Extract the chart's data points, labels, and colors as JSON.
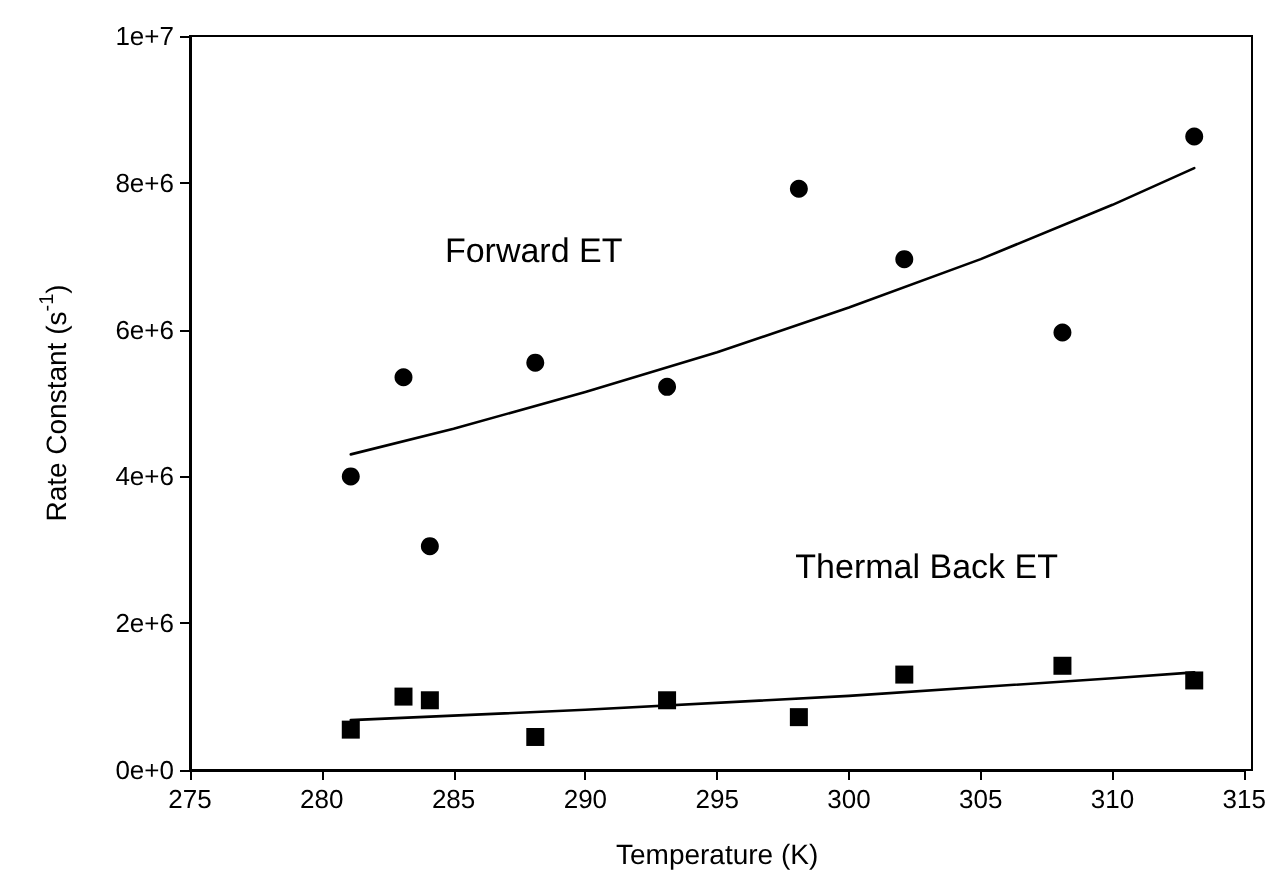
{
  "chart_data": {
    "type": "scatter",
    "xlabel": "Temperature (K)",
    "ylabel": "Rate Constant (s$^{-1}$)",
    "xlim": [
      275,
      315
    ],
    "xticks": [
      275,
      280,
      285,
      290,
      295,
      300,
      305,
      310,
      315
    ],
    "ylim": [
      0,
      10000000
    ],
    "yticks": [
      {
        "value": 0,
        "label": "0e+0"
      },
      {
        "value": 2000000,
        "label": "2e+6"
      },
      {
        "value": 4000000,
        "label": "4e+6"
      },
      {
        "value": 6000000,
        "label": "6e+6"
      },
      {
        "value": 8000000,
        "label": "8e+6"
      },
      {
        "value": 10000000,
        "label": "1e+7"
      }
    ],
    "grid": false,
    "annotations": [
      "Forward ET",
      "Thermal Back ET"
    ],
    "series": [
      {
        "marker": "circle",
        "color": "#000000",
        "x": [
          281.1,
          283.1,
          284.1,
          288.1,
          293.1,
          298.1,
          302.1,
          308.1,
          313.1
        ],
        "values": [
          4000000,
          5350000,
          3050000,
          5550000,
          5220000,
          7920000,
          6960000,
          5960000,
          8630000
        ]
      },
      {
        "marker": "square",
        "color": "#000000",
        "x": [
          281.1,
          283.1,
          284.1,
          288.1,
          293.1,
          298.1,
          302.1,
          308.1,
          313.1
        ],
        "values": [
          550000,
          1000000,
          950000,
          450000,
          950000,
          720000,
          1300000,
          1420000,
          1220000
        ]
      },
      {
        "type": "line",
        "marker": "none",
        "line_style": "solid",
        "color": "#000000",
        "x": [
          281.1,
          285,
          290,
          295,
          300,
          305,
          310,
          313.1
        ],
        "values": [
          4300000,
          4650000,
          5150000,
          5690000,
          6300000,
          6960000,
          7700000,
          8200000
        ]
      },
      {
        "type": "line",
        "marker": "none",
        "line_style": "solid",
        "color": "#000000",
        "x": [
          281.1,
          290,
          300,
          310,
          313.1
        ],
        "values": [
          680000,
          820000,
          1010000,
          1250000,
          1330000
        ]
      }
    ]
  }
}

________________________________________

**GIVEN REQUEST**. What is needed is an exact reproduction of the data, pictures excluded.

**SOLUTION FOR THIS TASK**.
Extract the chart's data points, labels, and colors as JSON.
{
  "chart_data": {
    "type": "scatter",
    "xlabel": "Temperature (K)",
    "ylabel": "Rate Constant (s$^{-1}$)",
    "xlim": [
      275,
      315
    ],
    "xticks": [
      275,
      280,
      285,
      290,
      295,
      300,
      305,
      310,
      315
    ],
    "ylim": [
      0,
      10000000
    ],
    "yticks": [
      {
        "value": 0,
        "label": "0e+0"
      },
      {
        "value": 2000000,
        "label": "2e+6"
      },
      {
        "value": 4000000,
        "label": "4e+6"
      },
      {
        "value": 6000000,
        "label": "6e+6"
      },
      {
        "value": 8000000,
        "label": "8e+6"
      },
      {
        "value": 10000000,
        "label": "1e+7"
      }
    ],
    "grid": false,
    "annotations": [
      "Forward ET",
      "Thermal Back ET"
    ],
    "series": [
      {
        "marker": "circle",
        "color": "#000000",
        "x": [
          281.1,
          283.1,
          284.1,
          288.1,
          293.1,
          298.1,
          302.1,
          308.1,
          313.1
        ],
        "values": [
          4000000,
          5350000,
          3050000,
          5550000,
          5220000,
          7920000,
          6960000,
          5960000,
          8630000
        ]
      },
      {
        "marker": "square",
        "color": "#000000",
        "x": [
          281.1,
          283.1,
          284.1,
          288.1,
          293.1,
          298.1,
          302.1,
          308.1,
          313.1
        ],
        "values": [
          550000,
          1000000,
          950000,
          450000,
          950000,
          720000,
          1300000,
          1420000,
          1220000
        ]
      },
      {
        "type": "line",
        "marker": "none",
        "line_style": "solid",
        "color": "#000000",
        "x": [
          281.1,
          285,
          290,
          295,
          300,
          305,
          310,
          313.1
        ],
        "values": [
          4300000,
          4650000,
          5150000,
          5690000,
          6300000,
          6960000,
          7700000,
          8200000
        ]
      },
      {
        "type": "line",
        "marker": "none",
        "line_style": "solid",
        "color": "#000000",
        "x": [
          281.1,
          290,
          300,
          310,
          313.1
        ],
        "values": [
          680000,
          820000,
          1010000,
          1250000,
          1330000
        ]
      }
    ]
  }
}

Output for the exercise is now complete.